» WRITTEN PROBLEM:
How many lines of the records hold the string "Average"? Reply with the number alone.

:: GIVEN DATA ::

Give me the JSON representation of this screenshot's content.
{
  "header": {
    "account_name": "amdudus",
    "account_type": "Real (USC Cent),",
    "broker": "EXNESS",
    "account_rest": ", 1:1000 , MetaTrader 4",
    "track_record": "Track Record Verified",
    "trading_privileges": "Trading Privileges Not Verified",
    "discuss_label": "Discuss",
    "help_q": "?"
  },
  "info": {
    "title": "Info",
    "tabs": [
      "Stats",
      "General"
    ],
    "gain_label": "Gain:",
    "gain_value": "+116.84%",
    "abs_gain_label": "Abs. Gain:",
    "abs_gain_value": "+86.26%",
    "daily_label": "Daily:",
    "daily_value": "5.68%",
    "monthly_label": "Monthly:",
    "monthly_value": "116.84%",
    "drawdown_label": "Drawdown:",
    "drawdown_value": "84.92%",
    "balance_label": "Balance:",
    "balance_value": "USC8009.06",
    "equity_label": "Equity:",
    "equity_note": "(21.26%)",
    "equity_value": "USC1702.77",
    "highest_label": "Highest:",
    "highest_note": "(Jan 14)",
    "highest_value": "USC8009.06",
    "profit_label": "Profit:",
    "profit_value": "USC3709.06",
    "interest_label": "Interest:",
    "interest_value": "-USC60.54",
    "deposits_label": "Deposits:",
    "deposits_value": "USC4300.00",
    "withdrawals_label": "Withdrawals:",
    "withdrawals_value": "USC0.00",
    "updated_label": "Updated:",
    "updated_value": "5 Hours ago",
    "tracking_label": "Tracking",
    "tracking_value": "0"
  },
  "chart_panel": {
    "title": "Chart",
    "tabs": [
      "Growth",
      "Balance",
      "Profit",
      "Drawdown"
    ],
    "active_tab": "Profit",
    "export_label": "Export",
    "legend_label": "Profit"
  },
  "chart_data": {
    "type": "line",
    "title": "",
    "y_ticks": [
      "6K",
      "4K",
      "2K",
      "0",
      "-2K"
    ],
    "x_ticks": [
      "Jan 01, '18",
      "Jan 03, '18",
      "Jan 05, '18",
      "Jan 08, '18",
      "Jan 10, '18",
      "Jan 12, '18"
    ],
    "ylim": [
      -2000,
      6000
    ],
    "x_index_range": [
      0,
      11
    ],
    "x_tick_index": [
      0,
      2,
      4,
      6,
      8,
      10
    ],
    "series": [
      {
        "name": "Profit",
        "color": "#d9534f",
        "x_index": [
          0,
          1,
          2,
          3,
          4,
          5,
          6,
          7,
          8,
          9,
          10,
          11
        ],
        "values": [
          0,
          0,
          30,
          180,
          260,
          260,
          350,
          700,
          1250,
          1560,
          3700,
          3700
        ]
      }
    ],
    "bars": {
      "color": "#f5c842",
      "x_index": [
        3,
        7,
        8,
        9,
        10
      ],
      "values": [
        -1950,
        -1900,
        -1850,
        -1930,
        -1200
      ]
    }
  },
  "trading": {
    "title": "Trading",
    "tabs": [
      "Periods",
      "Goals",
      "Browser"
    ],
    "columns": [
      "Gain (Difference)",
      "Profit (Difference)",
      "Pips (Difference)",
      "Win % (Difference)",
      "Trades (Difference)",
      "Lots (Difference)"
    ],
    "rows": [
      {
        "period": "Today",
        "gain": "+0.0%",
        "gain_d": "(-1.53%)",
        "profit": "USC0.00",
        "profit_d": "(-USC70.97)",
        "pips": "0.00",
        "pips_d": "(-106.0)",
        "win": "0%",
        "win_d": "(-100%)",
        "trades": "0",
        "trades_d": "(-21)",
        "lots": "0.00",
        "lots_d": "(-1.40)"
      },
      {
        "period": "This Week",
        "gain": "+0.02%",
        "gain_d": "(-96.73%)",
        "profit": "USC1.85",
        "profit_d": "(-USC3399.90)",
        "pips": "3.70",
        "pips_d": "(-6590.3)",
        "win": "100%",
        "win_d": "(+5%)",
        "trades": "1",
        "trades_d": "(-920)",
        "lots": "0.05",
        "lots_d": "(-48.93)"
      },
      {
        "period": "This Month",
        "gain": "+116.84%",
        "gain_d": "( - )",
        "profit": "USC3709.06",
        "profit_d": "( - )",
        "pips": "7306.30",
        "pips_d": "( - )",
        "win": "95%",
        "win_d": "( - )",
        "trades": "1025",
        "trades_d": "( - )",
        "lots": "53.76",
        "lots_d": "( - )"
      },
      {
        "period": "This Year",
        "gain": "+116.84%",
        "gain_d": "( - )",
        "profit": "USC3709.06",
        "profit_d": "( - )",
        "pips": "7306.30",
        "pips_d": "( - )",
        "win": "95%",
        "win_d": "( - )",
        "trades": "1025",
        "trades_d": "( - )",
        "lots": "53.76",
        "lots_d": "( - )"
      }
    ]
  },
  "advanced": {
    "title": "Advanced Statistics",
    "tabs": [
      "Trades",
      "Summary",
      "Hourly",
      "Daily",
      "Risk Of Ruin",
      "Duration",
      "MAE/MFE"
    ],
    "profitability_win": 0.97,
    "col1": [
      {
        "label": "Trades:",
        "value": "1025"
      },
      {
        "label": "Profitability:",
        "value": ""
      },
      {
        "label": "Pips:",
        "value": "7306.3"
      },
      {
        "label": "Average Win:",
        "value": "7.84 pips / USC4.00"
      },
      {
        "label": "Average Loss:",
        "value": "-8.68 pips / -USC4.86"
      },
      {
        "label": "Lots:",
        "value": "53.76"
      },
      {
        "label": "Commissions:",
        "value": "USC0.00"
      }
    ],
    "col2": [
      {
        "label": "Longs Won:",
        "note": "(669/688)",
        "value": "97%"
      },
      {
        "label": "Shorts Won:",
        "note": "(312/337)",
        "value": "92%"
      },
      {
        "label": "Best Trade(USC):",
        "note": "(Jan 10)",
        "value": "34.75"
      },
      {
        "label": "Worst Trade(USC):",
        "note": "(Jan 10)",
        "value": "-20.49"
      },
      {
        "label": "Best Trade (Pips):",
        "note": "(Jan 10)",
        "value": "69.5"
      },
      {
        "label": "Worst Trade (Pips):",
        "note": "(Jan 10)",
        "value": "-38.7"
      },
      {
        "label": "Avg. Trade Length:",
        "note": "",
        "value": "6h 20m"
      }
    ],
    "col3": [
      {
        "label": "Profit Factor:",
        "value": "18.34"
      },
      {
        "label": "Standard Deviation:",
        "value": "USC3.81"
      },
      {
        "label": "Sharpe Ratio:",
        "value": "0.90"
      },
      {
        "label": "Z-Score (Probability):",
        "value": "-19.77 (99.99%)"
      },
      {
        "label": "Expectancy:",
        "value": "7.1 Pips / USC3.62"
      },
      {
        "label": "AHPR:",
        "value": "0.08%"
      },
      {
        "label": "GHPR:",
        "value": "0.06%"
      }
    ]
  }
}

:::

» TASK RESULT:
2